** begin **

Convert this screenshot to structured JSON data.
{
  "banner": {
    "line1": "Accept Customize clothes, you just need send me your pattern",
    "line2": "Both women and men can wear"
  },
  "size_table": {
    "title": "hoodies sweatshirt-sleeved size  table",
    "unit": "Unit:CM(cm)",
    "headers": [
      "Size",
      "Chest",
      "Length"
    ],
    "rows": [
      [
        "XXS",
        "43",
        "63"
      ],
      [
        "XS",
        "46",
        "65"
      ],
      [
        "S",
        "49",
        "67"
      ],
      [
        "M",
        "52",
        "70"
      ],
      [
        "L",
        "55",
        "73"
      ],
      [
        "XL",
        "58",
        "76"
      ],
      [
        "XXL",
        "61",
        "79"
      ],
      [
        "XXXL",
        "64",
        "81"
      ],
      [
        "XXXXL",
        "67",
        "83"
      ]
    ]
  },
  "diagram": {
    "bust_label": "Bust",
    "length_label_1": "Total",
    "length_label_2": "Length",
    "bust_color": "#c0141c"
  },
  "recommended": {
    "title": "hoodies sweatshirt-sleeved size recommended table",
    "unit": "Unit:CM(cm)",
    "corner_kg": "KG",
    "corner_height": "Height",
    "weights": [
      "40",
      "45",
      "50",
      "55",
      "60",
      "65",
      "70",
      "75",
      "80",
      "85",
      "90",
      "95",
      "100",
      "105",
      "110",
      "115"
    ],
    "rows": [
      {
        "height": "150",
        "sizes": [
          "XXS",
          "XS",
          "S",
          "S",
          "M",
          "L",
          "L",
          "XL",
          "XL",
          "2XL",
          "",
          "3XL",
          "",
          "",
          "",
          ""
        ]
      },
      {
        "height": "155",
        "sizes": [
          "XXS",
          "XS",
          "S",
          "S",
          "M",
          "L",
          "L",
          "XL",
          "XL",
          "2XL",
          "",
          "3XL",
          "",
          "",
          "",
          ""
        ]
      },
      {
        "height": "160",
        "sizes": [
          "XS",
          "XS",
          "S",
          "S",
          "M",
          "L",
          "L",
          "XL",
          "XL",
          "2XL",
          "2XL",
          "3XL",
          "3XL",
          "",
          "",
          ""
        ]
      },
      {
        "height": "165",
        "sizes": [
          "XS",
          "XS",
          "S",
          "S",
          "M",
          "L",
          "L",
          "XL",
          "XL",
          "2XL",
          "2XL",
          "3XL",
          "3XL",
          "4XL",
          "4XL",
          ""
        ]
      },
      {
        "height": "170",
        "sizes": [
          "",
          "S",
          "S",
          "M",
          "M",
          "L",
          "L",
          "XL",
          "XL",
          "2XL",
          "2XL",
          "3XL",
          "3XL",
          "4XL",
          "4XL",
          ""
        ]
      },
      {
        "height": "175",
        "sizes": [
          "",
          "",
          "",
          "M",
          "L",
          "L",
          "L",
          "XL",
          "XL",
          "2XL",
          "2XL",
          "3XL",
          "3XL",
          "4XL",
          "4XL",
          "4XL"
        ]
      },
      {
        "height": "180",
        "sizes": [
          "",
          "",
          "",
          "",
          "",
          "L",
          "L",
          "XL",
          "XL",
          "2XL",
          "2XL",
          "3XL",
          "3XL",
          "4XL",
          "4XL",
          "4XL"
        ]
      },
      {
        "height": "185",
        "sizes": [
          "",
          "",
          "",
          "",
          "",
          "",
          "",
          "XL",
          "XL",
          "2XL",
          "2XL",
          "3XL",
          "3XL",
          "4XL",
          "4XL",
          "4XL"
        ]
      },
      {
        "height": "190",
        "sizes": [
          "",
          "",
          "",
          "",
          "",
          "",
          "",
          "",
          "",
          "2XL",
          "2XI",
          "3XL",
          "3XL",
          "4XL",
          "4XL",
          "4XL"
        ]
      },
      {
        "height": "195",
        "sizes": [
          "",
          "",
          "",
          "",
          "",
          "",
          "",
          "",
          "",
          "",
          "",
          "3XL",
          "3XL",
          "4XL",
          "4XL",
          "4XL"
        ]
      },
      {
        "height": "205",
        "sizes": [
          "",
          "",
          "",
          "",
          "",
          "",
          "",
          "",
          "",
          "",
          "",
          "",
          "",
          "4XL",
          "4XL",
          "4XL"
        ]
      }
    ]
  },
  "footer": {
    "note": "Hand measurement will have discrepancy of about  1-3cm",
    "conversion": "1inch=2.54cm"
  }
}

** end **

(Requirement)
Reproduce the material above exactly; please quote every line of it.

(Task output)
Convert this screenshot to structured JSON data.
{
  "banner": {
    "line1": "Accept Customize clothes, you just need send me your pattern",
    "line2": "Both women and men can wear"
  },
  "size_table": {
    "title": "hoodies sweatshirt-sleeved size  table",
    "unit": "Unit:CM(cm)",
    "headers": [
      "Size",
      "Chest",
      "Length"
    ],
    "rows": [
      [
        "XXS",
        "43",
        "63"
      ],
      [
        "XS",
        "46",
        "65"
      ],
      [
        "S",
        "49",
        "67"
      ],
      [
        "M",
        "52",
        "70"
      ],
      [
        "L",
        "55",
        "73"
      ],
      [
        "XL",
        "58",
        "76"
      ],
      [
        "XXL",
        "61",
        "79"
      ],
      [
        "XXXL",
        "64",
        "81"
      ],
      [
        "XXXXL",
        "67",
        "83"
      ]
    ]
  },
  "diagram": {
    "bust_label": "Bust",
    "length_label_1": "Total",
    "length_label_2": "Length",
    "bust_color": "#c0141c"
  },
  "recommended": {
    "title": "hoodies sweatshirt-sleeved size recommended table",
    "unit": "Unit:CM(cm)",
    "corner_kg": "KG",
    "corner_height": "Height",
    "weights": [
      "40",
      "45",
      "50",
      "55",
      "60",
      "65",
      "70",
      "75",
      "80",
      "85",
      "90",
      "95",
      "100",
      "105",
      "110",
      "115"
    ],
    "rows": [
      {
        "height": "150",
        "sizes": [
          "XXS",
          "XS",
          "S",
          "S",
          "M",
          "L",
          "L",
          "XL",
          "XL",
          "2XL",
          "",
          "3XL",
          "",
          "",
          "",
          ""
        ]
      },
      {
        "height": "155",
        "sizes": [
          "XXS",
          "XS",
          "S",
          "S",
          "M",
          "L",
          "L",
          "XL",
          "XL",
          "2XL",
          "",
          "3XL",
          "",
          "",
          "",
          ""
        ]
      },
      {
        "height": "160",
        "sizes": [
          "XS",
          "XS",
          "S",
          "S",
          "M",
          "L",
          "L",
          "XL",
          "XL",
          "2XL",
          "2XL",
          "3XL",
          "3XL",
          "",
          "",
          ""
        ]
      },
      {
        "height": "165",
        "sizes": [
          "XS",
          "XS",
          "S",
          "S",
          "M",
          "L",
          "L",
          "XL",
          "XL",
          "2XL",
          "2XL",
          "3XL",
          "3XL",
          "4XL",
          "4XL",
          ""
        ]
      },
      {
        "height": "170",
        "sizes": [
          "",
          "S",
          "S",
          "M",
          "M",
          "L",
          "L",
          "XL",
          "XL",
          "2XL",
          "2XL",
          "3XL",
          "3XL",
          "4XL",
          "4XL",
          ""
        ]
      },
      {
        "height": "175",
        "sizes": [
          "",
          "",
          "",
          "M",
          "L",
          "L",
          "L",
          "XL",
          "XL",
          "2XL",
          "2XL",
          "3XL",
          "3XL",
          "4XL",
          "4XL",
          "4XL"
        ]
      },
      {
        "height": "180",
        "sizes": [
          "",
          "",
          "",
          "",
          "",
          "L",
          "L",
          "XL",
          "XL",
          "2XL",
          "2XL",
          "3XL",
          "3XL",
          "4XL",
          "4XL",
          "4XL"
        ]
      },
      {
        "height": "185",
        "sizes": [
          "",
          "",
          "",
          "",
          "",
          "",
          "",
          "XL",
          "XL",
          "2XL",
          "2XL",
          "3XL",
          "3XL",
          "4XL",
          "4XL",
          "4XL"
        ]
      },
      {
        "height": "190",
        "sizes": [
          "",
          "",
          "",
          "",
          "",
          "",
          "",
          "",
          "",
          "2XL",
          "2XI",
          "3XL",
          "3XL",
          "4XL",
          "4XL",
          "4XL"
        ]
      },
      {
        "height": "195",
        "sizes": [
          "",
          "",
          "",
          "",
          "",
          "",
          "",
          "",
          "",
          "",
          "",
          "3XL",
          "3XL",
          "4XL",
          "4XL",
          "4XL"
        ]
      },
      {
        "height": "205",
        "sizes": [
          "",
          "",
          "",
          "",
          "",
          "",
          "",
          "",
          "",
          "",
          "",
          "",
          "",
          "4XL",
          "4XL",
          "4XL"
        ]
      }
    ]
  },
  "footer": {
    "note": "Hand measurement will have discrepancy of about  1-3cm",
    "conversion": "1inch=2.54cm"
  }
}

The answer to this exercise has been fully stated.